Would you retype all of these records exactly?

** WORKING DATA **

((

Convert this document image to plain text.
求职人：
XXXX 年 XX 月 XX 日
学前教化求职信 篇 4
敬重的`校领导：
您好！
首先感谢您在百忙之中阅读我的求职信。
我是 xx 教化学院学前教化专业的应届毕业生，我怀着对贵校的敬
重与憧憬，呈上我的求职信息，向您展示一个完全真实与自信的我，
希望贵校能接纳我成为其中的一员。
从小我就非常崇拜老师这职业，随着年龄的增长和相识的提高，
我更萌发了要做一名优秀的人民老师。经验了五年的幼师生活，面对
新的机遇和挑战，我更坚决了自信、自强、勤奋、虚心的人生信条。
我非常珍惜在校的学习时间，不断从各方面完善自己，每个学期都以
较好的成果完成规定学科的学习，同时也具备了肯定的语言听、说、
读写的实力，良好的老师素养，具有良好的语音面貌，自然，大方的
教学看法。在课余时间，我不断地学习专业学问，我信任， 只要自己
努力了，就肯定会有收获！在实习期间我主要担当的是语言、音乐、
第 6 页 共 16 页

))

** COMPLETED TASK **
Convert this document image to plain text.
求职人：
XXXX 年 XX 月 XX 日
学前教化求职信 篇 4
敬重的`校领导：
您好！
首先感谢您在百忙之中阅读我的求职信。
我是 xx 教化学院学前教化专业的应届毕业生，我怀着对贵校的敬
重与憧憬，呈上我的求职信息，向您展示一个完全真实与自信的我，
希望贵校能接纳我成为其中的一员。
从小我就非常崇拜老师这职业，随着年龄的增长和相识的提高，
我更萌发了要做一名优秀的人民老师。经验了五年的幼师生活，面对
新的机遇和挑战，我更坚决了自信、自强、勤奋、虚心的人生信条。
我非常珍惜在校的学习时间，不断从各方面完善自己，每个学期都以
较好的成果完成规定学科的学习，同时也具备了肯定的语言听、说、
读写的实力，良好的老师素养，具有良好的语音面貌，自然，大方的
教学看法。在课余时间，我不断地学习专业学问，我信任， 只要自己
努力了，就肯定会有收获！在实习期间我主要担当的是语言、音乐、
第 6 页 共 16 页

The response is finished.